* _INFORMATION GIVEN_:
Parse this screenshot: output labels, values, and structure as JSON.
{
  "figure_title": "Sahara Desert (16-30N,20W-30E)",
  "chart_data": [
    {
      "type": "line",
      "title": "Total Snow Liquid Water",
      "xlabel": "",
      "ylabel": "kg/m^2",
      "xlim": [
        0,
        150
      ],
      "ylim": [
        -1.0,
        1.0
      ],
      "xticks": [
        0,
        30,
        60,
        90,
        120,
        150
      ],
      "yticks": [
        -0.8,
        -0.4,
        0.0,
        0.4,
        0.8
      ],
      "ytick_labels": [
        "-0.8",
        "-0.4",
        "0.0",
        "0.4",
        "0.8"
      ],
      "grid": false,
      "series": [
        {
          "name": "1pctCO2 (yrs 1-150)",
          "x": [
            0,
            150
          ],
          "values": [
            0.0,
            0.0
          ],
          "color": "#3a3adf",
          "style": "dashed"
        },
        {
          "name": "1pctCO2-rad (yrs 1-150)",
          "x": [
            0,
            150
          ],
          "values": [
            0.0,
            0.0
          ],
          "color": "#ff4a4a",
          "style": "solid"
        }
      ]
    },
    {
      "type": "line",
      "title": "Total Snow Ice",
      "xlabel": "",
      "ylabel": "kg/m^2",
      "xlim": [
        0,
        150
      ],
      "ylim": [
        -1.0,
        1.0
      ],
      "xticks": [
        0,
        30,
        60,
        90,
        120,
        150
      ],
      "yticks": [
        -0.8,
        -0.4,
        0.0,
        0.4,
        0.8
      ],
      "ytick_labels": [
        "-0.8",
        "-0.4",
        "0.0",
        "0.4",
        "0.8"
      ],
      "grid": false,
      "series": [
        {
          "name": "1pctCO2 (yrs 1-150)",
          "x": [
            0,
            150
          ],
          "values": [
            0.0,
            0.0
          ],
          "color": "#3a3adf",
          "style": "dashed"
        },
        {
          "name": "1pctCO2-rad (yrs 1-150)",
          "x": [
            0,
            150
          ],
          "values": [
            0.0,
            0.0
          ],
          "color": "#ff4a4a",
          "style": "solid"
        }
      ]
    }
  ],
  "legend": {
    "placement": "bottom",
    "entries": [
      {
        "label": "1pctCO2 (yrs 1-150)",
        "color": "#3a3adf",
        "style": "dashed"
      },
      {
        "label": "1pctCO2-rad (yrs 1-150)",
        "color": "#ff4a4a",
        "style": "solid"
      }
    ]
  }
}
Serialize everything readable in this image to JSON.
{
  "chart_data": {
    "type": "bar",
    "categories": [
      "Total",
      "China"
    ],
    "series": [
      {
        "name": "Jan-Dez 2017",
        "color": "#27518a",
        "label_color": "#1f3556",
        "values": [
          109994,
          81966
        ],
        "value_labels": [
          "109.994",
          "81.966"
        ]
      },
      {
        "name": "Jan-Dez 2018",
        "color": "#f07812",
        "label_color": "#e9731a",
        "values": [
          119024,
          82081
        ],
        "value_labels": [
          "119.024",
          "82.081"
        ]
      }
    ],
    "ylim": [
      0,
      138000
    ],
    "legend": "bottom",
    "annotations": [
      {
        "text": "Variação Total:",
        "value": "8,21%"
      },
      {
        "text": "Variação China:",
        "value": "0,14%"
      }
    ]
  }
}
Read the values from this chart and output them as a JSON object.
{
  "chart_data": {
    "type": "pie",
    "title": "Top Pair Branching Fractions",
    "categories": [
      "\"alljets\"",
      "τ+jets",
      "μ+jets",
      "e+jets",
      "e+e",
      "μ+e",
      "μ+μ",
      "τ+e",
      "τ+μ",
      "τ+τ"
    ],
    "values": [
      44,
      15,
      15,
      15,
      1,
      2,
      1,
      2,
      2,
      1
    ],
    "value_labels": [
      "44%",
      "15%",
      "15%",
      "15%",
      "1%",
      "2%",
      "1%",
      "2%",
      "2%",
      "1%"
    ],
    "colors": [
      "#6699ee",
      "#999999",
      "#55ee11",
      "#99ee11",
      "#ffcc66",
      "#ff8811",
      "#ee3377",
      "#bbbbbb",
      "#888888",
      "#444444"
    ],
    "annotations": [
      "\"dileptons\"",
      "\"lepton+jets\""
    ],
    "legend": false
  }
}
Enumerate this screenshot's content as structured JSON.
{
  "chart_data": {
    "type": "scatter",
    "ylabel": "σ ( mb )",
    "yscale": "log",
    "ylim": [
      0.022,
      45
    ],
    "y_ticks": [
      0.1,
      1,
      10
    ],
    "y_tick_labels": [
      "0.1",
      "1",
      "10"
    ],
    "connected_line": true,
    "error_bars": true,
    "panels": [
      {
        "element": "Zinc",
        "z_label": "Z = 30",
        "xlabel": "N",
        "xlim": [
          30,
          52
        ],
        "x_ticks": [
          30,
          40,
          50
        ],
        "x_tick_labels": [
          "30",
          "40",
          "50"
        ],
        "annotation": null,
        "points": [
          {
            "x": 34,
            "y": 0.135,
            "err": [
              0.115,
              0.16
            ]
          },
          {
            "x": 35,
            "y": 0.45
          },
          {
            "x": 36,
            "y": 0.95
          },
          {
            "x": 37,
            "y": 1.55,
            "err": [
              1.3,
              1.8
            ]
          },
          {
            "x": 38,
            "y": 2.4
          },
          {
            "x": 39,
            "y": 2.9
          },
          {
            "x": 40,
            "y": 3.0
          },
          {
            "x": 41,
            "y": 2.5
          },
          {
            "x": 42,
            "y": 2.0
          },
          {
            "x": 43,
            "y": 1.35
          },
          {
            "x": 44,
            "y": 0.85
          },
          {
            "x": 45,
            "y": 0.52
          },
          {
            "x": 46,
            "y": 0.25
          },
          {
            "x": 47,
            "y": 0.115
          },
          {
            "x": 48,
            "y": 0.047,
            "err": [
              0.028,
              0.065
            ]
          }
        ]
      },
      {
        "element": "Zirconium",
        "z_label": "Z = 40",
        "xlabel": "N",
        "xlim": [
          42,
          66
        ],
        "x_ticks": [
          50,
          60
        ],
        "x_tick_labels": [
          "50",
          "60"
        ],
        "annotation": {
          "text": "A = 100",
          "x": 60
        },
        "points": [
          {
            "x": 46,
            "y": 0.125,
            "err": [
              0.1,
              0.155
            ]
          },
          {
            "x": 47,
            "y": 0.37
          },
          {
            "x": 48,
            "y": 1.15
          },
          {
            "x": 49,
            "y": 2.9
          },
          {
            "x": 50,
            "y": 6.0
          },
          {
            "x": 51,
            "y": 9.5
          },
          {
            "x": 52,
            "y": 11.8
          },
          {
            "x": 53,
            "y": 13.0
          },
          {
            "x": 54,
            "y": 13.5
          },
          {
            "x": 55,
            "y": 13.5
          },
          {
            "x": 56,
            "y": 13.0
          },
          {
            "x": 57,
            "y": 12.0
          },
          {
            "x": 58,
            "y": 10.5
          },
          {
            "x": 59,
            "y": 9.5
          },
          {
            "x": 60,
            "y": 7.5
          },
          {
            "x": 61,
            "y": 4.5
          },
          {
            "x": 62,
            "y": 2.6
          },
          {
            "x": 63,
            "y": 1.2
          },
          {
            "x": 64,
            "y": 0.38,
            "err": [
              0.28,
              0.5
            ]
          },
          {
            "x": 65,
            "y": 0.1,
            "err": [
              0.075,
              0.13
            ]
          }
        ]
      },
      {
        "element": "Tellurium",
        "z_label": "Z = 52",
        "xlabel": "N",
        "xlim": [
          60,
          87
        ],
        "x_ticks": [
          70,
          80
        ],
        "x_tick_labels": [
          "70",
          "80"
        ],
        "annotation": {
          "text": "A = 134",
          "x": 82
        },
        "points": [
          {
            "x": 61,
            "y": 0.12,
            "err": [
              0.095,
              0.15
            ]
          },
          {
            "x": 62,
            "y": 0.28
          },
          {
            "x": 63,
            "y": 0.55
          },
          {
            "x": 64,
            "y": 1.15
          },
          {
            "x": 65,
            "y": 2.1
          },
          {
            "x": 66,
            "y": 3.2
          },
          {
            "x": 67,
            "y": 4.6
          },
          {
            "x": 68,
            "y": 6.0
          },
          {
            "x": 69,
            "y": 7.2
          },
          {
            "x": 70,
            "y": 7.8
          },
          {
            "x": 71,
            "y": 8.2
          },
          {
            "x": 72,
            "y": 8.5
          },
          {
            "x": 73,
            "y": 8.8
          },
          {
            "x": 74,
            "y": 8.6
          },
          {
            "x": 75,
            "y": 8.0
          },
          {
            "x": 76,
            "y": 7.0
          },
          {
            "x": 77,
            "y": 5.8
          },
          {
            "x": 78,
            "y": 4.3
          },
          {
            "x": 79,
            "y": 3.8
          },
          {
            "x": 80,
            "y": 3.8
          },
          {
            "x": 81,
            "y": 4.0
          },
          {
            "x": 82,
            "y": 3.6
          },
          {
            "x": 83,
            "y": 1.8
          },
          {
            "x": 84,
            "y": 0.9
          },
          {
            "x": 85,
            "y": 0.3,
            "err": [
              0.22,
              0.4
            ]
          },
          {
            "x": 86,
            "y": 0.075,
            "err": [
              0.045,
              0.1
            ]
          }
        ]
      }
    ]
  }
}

* _EXERCISE AIM_: In the entries above, find lines with "true" and copy each.

* _CORRECT ANSWER_:
    "connected_line": true,
    "error_bars": true,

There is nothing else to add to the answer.